**** Entries shown ****
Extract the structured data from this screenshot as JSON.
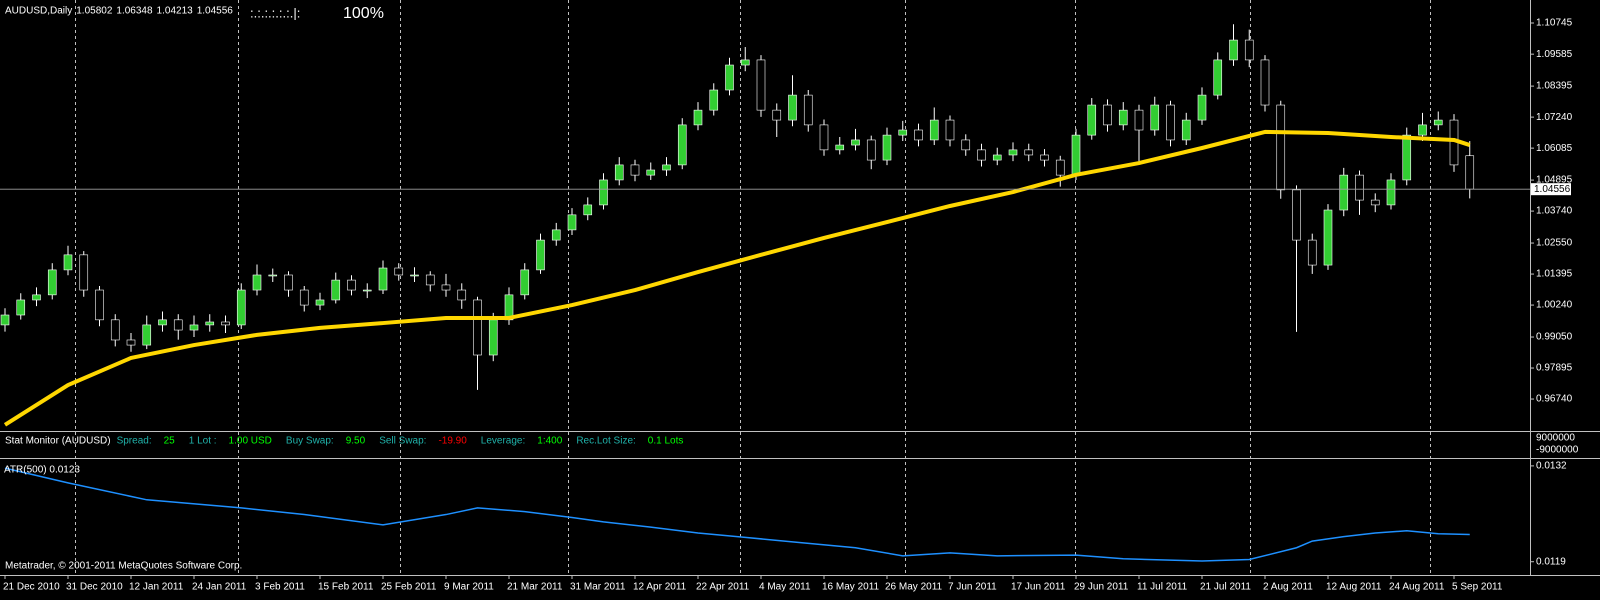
{
  "header": {
    "indicator": ":.:.:.:.:.:.|:",
    "percent": "100%",
    "footer": "Metatrader, © 2001-2011 MetaQuotes Software Corp."
  },
  "stat_monitor": {
    "label": "Stat Monitor (AUDUSD)",
    "items": [
      {
        "label": "Spread:",
        "value": "25",
        "value_color": "#00ff00"
      },
      {
        "label": "1 Lot :",
        "value": "1.00 USD",
        "value_color": "#00ff00"
      },
      {
        "label": "Buy Swap:",
        "value": "9.50",
        "value_color": "#00ff00"
      },
      {
        "label": "Sell Swap:",
        "value": "-19.90",
        "value_color": "#ff0000"
      },
      {
        "label": "Leverage:",
        "value": "1:400",
        "value_color": "#00ff00"
      },
      {
        "label": "Rec.Lot Size:",
        "value": "0.1 Lots",
        "value_color": "#00ff00"
      }
    ],
    "label_color": "#20b2aa",
    "scale_labels": [
      "9000000",
      "-9000000"
    ]
  },
  "chart_data": [
    {
      "type": "candlestick",
      "title": "AUDUSD,Daily",
      "categories": [
        "21 Dec 2010",
        null,
        null,
        null,
        "31 Dec 2010",
        null,
        null,
        null,
        "12 Jan 2011",
        null,
        null,
        null,
        "24 Jan 2011",
        null,
        null,
        null,
        "3 Feb 2011",
        null,
        null,
        null,
        "15 Feb 2011",
        null,
        null,
        null,
        "25 Feb 2011",
        null,
        null,
        null,
        "9 Mar 2011",
        null,
        null,
        null,
        "21 Mar 2011",
        null,
        null,
        null,
        "31 Mar 2011",
        null,
        null,
        null,
        "12 Apr 2011",
        null,
        null,
        null,
        "22 Apr 2011",
        null,
        null,
        null,
        "4 May 2011",
        null,
        null,
        null,
        "16 May 2011",
        null,
        null,
        null,
        "26 May 2011",
        null,
        null,
        null,
        "7 Jun 2011",
        null,
        null,
        null,
        "17 Jun 2011",
        null,
        null,
        null,
        "29 Jun 2011",
        null,
        null,
        null,
        "11 Jul 2011",
        null,
        null,
        null,
        "21 Jul 2011",
        null,
        null,
        null,
        "2 Aug 2011",
        null,
        null,
        null,
        "12 Aug 2011",
        null,
        null,
        null,
        "24 Aug 2011",
        null,
        null,
        null,
        "5 Sep 2011",
        null
      ],
      "open": [
        0.995,
        0.9987,
        1.0043,
        1.0062,
        1.0155,
        1.0211,
        1.008,
        0.9969,
        0.9894,
        0.9875,
        0.995,
        0.9969,
        0.9931,
        0.995,
        0.9961,
        0.995,
        1.008,
        1.0136,
        1.0136,
        1.008,
        1.0024,
        1.0043,
        1.0117,
        1.008,
        1.008,
        1.0162,
        1.0136,
        1.0136,
        1.0099,
        1.008,
        1.0043,
        0.9838,
        0.9969,
        1.0062,
        1.0155,
        1.0266,
        1.0304,
        1.036,
        1.0397,
        1.049,
        1.0546,
        1.0508,
        1.0527,
        1.0546,
        1.0695,
        1.075,
        1.0825,
        1.0918,
        1.0937,
        1.075,
        1.0713,
        1.0806,
        1.0695,
        1.0602,
        1.062,
        1.0639,
        1.0564,
        1.0657,
        1.0676,
        1.0639,
        1.0713,
        1.0639,
        1.0602,
        1.0564,
        1.0583,
        1.0602,
        1.0583,
        1.0564,
        1.0508,
        1.0657,
        1.0769,
        1.0695,
        1.075,
        1.0676,
        1.0769,
        1.0639,
        1.0713,
        1.0806,
        1.0937,
        1.1011,
        1.0937,
        1.0769,
        1.0453,
        1.0266,
        1.0173,
        1.0378,
        1.0508,
        1.0415,
        1.0397,
        1.049,
        1.0657,
        1.0695,
        1.0713,
        1.05802
      ],
      "high": [
        1.0012,
        1.0068,
        1.009,
        1.018,
        1.0245,
        1.0225,
        1.0095,
        0.999,
        0.992,
        0.9985,
        1.0,
        0.999,
        0.9985,
        0.999,
        0.9985,
        1.0105,
        1.0175,
        1.016,
        1.015,
        1.0095,
        1.007,
        1.0145,
        1.0135,
        1.0105,
        1.019,
        1.018,
        1.0165,
        1.015,
        1.014,
        1.0105,
        1.0055,
        0.9995,
        1.009,
        1.018,
        1.029,
        1.033,
        1.0385,
        1.0425,
        1.0515,
        1.0575,
        1.0565,
        1.0555,
        1.0575,
        1.072,
        1.078,
        1.085,
        1.0945,
        1.0985,
        1.0955,
        1.0775,
        1.088,
        1.0825,
        1.0715,
        1.065,
        1.068,
        1.0655,
        1.0685,
        1.071,
        1.07,
        1.076,
        1.073,
        1.066,
        1.0625,
        1.061,
        1.063,
        1.0625,
        1.0605,
        1.058,
        1.068,
        1.0795,
        1.079,
        1.078,
        1.077,
        1.08,
        1.0785,
        1.074,
        1.0835,
        1.0965,
        1.107,
        1.105,
        1.0955,
        1.0785,
        1.047,
        1.029,
        1.04,
        1.0535,
        1.0525,
        1.044,
        1.0515,
        1.0685,
        1.074,
        1.0745,
        1.0735,
        1.06348
      ],
      "low": [
        0.9925,
        0.997,
        1.002,
        1.0045,
        1.0135,
        1.0055,
        0.9945,
        0.987,
        0.985,
        0.986,
        0.9925,
        0.9895,
        0.9905,
        0.9925,
        0.992,
        0.9935,
        1.006,
        1.011,
        1.0055,
        1.0,
        1.0005,
        1.003,
        1.006,
        1.005,
        1.0065,
        1.0115,
        1.011,
        1.0075,
        1.0055,
        1.001,
        0.9708,
        0.9815,
        0.995,
        1.0045,
        1.014,
        1.0245,
        1.0285,
        1.034,
        1.038,
        1.047,
        1.0485,
        1.049,
        1.0505,
        1.053,
        1.0675,
        1.073,
        1.0805,
        1.0895,
        1.0725,
        1.065,
        1.069,
        1.067,
        1.058,
        1.0585,
        1.06,
        1.053,
        1.0545,
        1.0635,
        1.0615,
        1.062,
        1.0615,
        1.058,
        1.054,
        1.0545,
        1.056,
        1.056,
        1.054,
        1.0465,
        1.049,
        1.064,
        1.067,
        1.0675,
        1.055,
        1.0655,
        1.0615,
        1.062,
        1.0695,
        1.079,
        1.0915,
        1.091,
        1.0745,
        1.042,
        0.9924,
        1.014,
        1.0155,
        1.0355,
        1.036,
        1.037,
        1.038,
        1.047,
        1.0635,
        1.0675,
        1.052,
        1.04213
      ],
      "close": [
        0.9987,
        1.0043,
        1.0062,
        1.0155,
        1.0211,
        1.008,
        0.9969,
        0.9894,
        0.9875,
        0.995,
        0.9969,
        0.9931,
        0.995,
        0.9961,
        0.995,
        1.008,
        1.0136,
        1.0136,
        1.008,
        1.0024,
        1.0043,
        1.0117,
        1.008,
        1.008,
        1.0162,
        1.0136,
        1.0136,
        1.0099,
        1.008,
        1.0043,
        0.9838,
        0.9969,
        1.0062,
        1.0155,
        1.0266,
        1.0304,
        1.036,
        1.0397,
        1.049,
        1.0546,
        1.0508,
        1.0527,
        1.0546,
        1.0695,
        1.075,
        1.0825,
        1.0918,
        1.0937,
        1.075,
        1.0713,
        1.0806,
        1.0695,
        1.0602,
        1.062,
        1.0639,
        1.0564,
        1.0657,
        1.0676,
        1.0639,
        1.0713,
        1.0639,
        1.0602,
        1.0564,
        1.0583,
        1.0602,
        1.0583,
        1.0564,
        1.0508,
        1.0657,
        1.0769,
        1.0695,
        1.075,
        1.0676,
        1.0769,
        1.0639,
        1.0713,
        1.0806,
        1.0937,
        1.1011,
        1.0937,
        1.0769,
        1.0453,
        1.0266,
        1.0173,
        1.0378,
        1.0508,
        1.0415,
        1.0397,
        1.049,
        1.0657,
        1.0695,
        1.0713,
        1.0546,
        1.04556
      ],
      "bull_color": "#32cd32",
      "bear_color": "#000000",
      "wick_color": "#ffffff",
      "moving_average": {
        "color": "#ffd700",
        "x": [
          0,
          4,
          8,
          12,
          16,
          20,
          24,
          28,
          32,
          36,
          40,
          44,
          48,
          52,
          56,
          60,
          64,
          68,
          72,
          76,
          80,
          84,
          88,
          92,
          93
        ],
        "values": [
          0.9578,
          0.9726,
          0.9827,
          0.9875,
          0.9913,
          0.9939,
          0.9957,
          0.9976,
          0.9976,
          1.0024,
          1.008,
          1.0147,
          1.0211,
          1.0274,
          1.0333,
          1.0393,
          1.0445,
          1.0509,
          1.0553,
          1.0609,
          1.0669,
          1.0665,
          1.065,
          1.0639,
          1.062
        ]
      },
      "ylim": [
        0.95587,
        1.11602
      ],
      "yticks": [
        1.10745,
        1.09585,
        1.08395,
        {
          "value": 1.0724,
          "label": "1.07240"
        },
        1.06085,
        1.04895,
        {
          "value": 1.0374,
          "label": "1.03740"
        },
        {
          "value": 1.0255,
          "label": "1.02550"
        },
        1.01395,
        {
          "value": 1.0024,
          "label": "1.00240"
        },
        {
          "value": 0.9905,
          "label": "0.99050"
        },
        0.97895,
        {
          "value": 0.9674,
          "label": "0.96740"
        }
      ]
    },
    {
      "type": "line",
      "title": "ATR(500) 0.0123",
      "color": "#1e90ff",
      "x": [
        0,
        4,
        9,
        15,
        19,
        24,
        28,
        30,
        33,
        36,
        38,
        41,
        44,
        47,
        50,
        54,
        57,
        60,
        63,
        68,
        71,
        76,
        79,
        82,
        83,
        85,
        87,
        89,
        91,
        93
      ],
      "values": [
        0.01317,
        0.01297,
        0.01274,
        0.01263,
        0.01254,
        0.0124,
        0.01254,
        0.01263,
        0.01258,
        0.0125,
        0.01244,
        0.01237,
        0.01229,
        0.01223,
        0.01217,
        0.01209,
        0.01198,
        0.01202,
        0.01198,
        0.01199,
        0.01194,
        0.01191,
        0.01193,
        0.01209,
        0.01218,
        0.01224,
        0.01229,
        0.01232,
        0.01228,
        0.01227
      ],
      "ylim": [
        0.01172,
        0.01328
      ],
      "yticks": [
        0.0132,
        0.0119
      ]
    }
  ]
}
****
Problem description – Select and copy every line from the records that includes the word "title".

The reply –
      "title": "AUDUSD,Daily",
      "title": "ATR(500) 0.0123",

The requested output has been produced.